(Rows from a dataset)
## Start

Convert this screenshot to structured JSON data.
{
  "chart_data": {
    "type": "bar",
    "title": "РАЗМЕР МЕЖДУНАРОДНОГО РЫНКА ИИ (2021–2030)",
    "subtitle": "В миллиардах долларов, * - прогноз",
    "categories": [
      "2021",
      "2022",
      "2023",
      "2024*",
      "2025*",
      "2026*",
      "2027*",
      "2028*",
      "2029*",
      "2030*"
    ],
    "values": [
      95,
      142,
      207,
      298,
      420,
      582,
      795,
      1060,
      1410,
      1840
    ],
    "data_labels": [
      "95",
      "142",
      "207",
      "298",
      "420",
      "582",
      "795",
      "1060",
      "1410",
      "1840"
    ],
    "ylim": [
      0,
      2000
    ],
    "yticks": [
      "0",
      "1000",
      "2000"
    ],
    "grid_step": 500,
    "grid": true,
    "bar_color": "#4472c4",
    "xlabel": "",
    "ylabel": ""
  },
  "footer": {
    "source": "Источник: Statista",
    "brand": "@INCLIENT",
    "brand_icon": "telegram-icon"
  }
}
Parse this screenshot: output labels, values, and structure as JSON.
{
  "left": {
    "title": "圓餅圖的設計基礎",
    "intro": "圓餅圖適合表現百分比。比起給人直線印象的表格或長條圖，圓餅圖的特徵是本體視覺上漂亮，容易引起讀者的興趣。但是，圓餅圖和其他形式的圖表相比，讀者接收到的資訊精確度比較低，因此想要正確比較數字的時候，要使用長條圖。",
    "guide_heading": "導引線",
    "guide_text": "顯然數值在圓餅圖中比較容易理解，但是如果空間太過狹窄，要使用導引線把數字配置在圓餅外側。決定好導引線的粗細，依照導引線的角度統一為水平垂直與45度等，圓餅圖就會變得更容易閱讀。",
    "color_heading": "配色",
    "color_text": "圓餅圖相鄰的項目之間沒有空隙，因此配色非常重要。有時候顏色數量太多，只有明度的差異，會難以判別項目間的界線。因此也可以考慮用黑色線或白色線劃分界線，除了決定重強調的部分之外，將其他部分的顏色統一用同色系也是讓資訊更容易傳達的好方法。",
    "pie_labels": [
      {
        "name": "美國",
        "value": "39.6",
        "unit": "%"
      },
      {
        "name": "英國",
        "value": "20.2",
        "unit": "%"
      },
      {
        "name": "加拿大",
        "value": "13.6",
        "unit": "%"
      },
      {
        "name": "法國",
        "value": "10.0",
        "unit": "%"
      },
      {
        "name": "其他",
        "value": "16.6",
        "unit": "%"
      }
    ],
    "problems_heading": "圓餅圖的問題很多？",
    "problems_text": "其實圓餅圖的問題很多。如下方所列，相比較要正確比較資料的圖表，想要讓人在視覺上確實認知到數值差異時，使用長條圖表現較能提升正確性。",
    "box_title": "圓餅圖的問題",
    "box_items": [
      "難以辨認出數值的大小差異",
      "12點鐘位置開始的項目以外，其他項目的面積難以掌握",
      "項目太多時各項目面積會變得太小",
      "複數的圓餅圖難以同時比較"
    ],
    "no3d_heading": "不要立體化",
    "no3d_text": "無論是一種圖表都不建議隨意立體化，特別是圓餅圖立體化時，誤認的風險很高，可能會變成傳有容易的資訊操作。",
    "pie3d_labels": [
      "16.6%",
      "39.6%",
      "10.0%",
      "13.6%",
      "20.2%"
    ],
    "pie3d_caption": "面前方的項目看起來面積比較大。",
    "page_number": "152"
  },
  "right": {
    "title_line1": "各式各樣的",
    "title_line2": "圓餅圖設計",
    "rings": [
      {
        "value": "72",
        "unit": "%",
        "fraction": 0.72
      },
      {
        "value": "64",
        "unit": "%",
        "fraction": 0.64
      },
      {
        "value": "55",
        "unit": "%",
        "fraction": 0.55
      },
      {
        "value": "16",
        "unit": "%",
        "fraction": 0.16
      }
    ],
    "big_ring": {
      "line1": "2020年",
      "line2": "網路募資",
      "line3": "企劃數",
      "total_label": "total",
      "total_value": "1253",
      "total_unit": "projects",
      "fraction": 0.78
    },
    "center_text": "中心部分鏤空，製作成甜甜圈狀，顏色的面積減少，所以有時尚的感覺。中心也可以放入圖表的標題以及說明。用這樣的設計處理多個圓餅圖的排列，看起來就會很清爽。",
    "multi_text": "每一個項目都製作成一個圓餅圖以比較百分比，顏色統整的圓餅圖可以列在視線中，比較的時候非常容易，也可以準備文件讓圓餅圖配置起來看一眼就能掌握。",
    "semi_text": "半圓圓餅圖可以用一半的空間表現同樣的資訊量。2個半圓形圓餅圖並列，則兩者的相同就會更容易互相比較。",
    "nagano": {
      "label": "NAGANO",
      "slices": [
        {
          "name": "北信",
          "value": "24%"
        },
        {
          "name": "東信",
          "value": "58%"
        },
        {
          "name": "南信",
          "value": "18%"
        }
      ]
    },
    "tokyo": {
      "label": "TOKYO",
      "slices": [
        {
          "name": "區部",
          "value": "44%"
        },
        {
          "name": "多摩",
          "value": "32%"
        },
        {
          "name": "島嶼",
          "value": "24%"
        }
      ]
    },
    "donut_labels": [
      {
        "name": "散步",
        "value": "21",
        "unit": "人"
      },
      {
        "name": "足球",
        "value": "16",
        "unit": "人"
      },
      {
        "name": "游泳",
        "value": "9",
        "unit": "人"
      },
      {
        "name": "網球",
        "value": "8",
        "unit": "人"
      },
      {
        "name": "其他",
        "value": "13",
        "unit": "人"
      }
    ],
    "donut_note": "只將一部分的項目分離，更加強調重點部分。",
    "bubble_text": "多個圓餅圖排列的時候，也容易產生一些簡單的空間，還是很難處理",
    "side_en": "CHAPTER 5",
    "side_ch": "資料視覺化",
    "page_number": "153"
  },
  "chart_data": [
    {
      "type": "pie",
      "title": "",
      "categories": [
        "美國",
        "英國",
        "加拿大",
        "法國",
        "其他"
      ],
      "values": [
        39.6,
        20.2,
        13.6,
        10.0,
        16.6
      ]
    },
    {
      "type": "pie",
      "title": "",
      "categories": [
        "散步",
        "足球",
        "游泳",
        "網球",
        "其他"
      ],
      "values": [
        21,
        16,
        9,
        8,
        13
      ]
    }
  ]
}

## End

## The request
From the records above, pull out every line containing the word "screenshot".

## Result of this exercise
Convert this screenshot to structured JSON data.
Parse this screenshot: output labels, values, and structure as JSON.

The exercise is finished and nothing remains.